■ WHAT IS BEING ASKED ■
Reproduce the following listing line for line, without any alterations.

■ PROVIDED INFORMATION ■
## start

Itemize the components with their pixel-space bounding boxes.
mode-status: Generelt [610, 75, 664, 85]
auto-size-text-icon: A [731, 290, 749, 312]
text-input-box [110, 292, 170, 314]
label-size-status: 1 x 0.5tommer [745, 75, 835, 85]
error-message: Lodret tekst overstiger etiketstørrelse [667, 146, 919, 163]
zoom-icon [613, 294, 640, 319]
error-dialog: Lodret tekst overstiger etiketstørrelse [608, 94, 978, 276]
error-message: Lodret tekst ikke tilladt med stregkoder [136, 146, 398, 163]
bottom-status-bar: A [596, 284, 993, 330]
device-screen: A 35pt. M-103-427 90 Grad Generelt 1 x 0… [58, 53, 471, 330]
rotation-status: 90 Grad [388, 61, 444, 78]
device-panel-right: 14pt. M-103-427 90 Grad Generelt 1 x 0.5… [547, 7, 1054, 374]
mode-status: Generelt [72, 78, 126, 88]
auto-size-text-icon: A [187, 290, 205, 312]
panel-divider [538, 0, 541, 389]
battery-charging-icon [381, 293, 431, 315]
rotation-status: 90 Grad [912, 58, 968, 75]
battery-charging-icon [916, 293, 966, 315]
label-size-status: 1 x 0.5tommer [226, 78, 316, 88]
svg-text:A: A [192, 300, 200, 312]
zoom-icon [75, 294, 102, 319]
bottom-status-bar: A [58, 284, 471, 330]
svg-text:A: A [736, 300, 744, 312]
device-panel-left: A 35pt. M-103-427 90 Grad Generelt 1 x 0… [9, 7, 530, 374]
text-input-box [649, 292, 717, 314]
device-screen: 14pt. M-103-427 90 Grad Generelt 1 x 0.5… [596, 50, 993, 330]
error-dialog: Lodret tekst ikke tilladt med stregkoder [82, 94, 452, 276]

## end

■ RESULT FOR THIS TASK ■
Itemize the components with their pixel-space bounding boxes.
mode-status: Generelt [610, 75, 664, 85]
auto-size-text-icon: A [731, 290, 749, 312]
text-input-box [110, 292, 170, 314]
label-size-status: 1 x 0.5tommer [745, 75, 835, 85]
error-message: Lodret tekst overstiger etiketstørrelse [667, 146, 919, 163]
zoom-icon [613, 294, 640, 319]
error-dialog: Lodret tekst overstiger etiketstørrelse [608, 94, 978, 276]
error-message: Lodret tekst ikke tilladt med stregkoder [136, 146, 398, 163]
bottom-status-bar: A [596, 284, 993, 330]
device-screen: A 35pt. M-103-427 90 Grad Generelt 1 x 0… [58, 53, 471, 330]
rotation-status: 90 Grad [388, 61, 444, 78]
device-panel-right: 14pt. M-103-427 90 Grad Generelt 1 x 0.5… [547, 7, 1054, 374]
mode-status: Generelt [72, 78, 126, 88]
auto-size-text-icon: A [187, 290, 205, 312]
panel-divider [538, 0, 541, 389]
battery-charging-icon [381, 293, 431, 315]
rotation-status: 90 Grad [912, 58, 968, 75]
battery-charging-icon [916, 293, 966, 315]
label-size-status: 1 x 0.5tommer [226, 78, 316, 88]
svg-text:A: A [192, 300, 200, 312]
zoom-icon [75, 294, 102, 319]
bottom-status-bar: A [58, 284, 471, 330]
svg-text:A: A [736, 300, 744, 312]
device-panel-left: A 35pt. M-103-427 90 Grad Generelt 1 x 0… [9, 7, 530, 374]
text-input-box [649, 292, 717, 314]
device-screen: 14pt. M-103-427 90 Grad Generelt 1 x 0.5… [596, 50, 993, 330]
error-dialog: Lodret tekst ikke tilladt med stregkoder [82, 94, 452, 276]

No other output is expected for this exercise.